--- Start of Data rows ---

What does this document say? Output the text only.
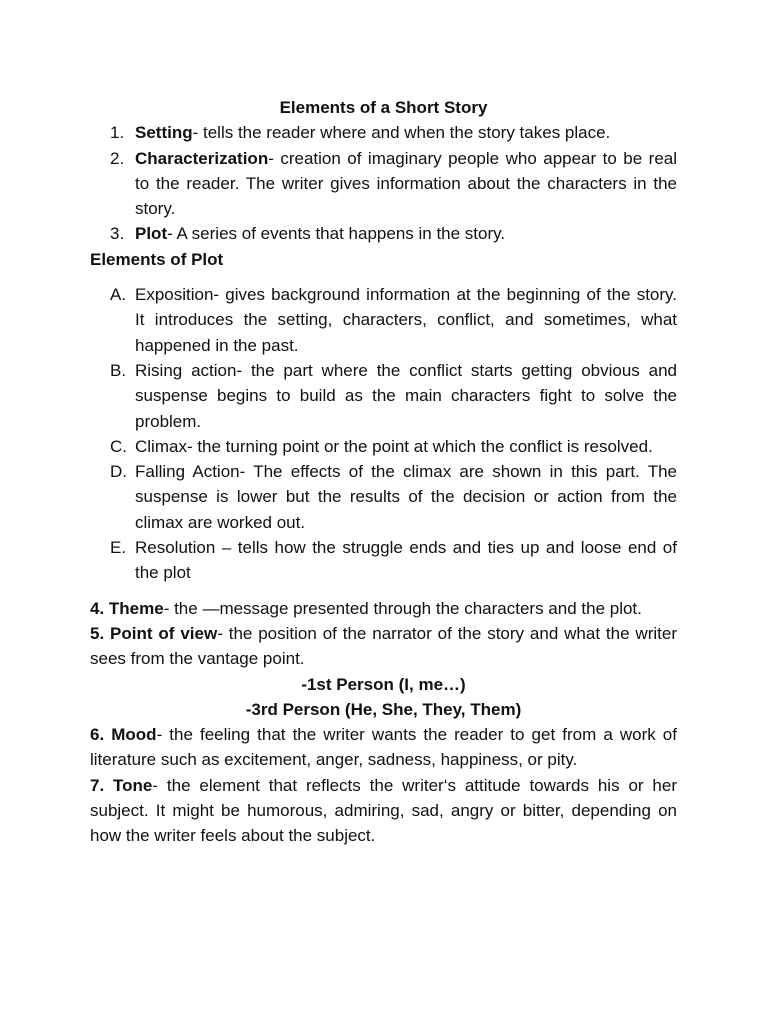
Elements of a Short Story

1. Setting- tells the reader where and when the story takes place.
2. Characterization- creation of imaginary people who appear to be real to the reader. The writer gives information about the characters in the story.
3. Plot- A series of events that happens in the story.

Elements of Plot

A. Exposition- gives background information at the beginning of the story. It introduces the setting, characters, conflict, and sometimes, what happened in the past.
B. Rising action- the part where the conflict starts getting obvious and suspense begins to build as the main characters fight to solve the problem.
C. Climax- the turning point or the point at which the conflict is resolved.
D. Falling Action- The effects of the climax are shown in this part. The suspense is lower but the results of the decision or action from the climax are worked out.
E. Resolution – tells how the struggle ends and ties up and loose end of the plot

4. Theme- the —message presented through the characters and the plot.

5. Point of view- the position of the narrator of the story and what the writer sees from the vantage point.

-1st Person (I, me…)

-3rd Person (He, She, They, Them)

6. Mood- the feeling that the writer wants the reader to get from a work of literature such as excitement, anger, sadness, happiness, or pity.

7. Tone- the element that reflects the writer‘s attitude towards his or her subject. It might be humorous, admiring, sad, angry or bitter, depending on how the writer feels about the subject.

--- End of Data rows ---

Short problem » Pick out each line that holds the string "Elements".

Response to the exercise »
Elements of a Short Story
Elements of Plot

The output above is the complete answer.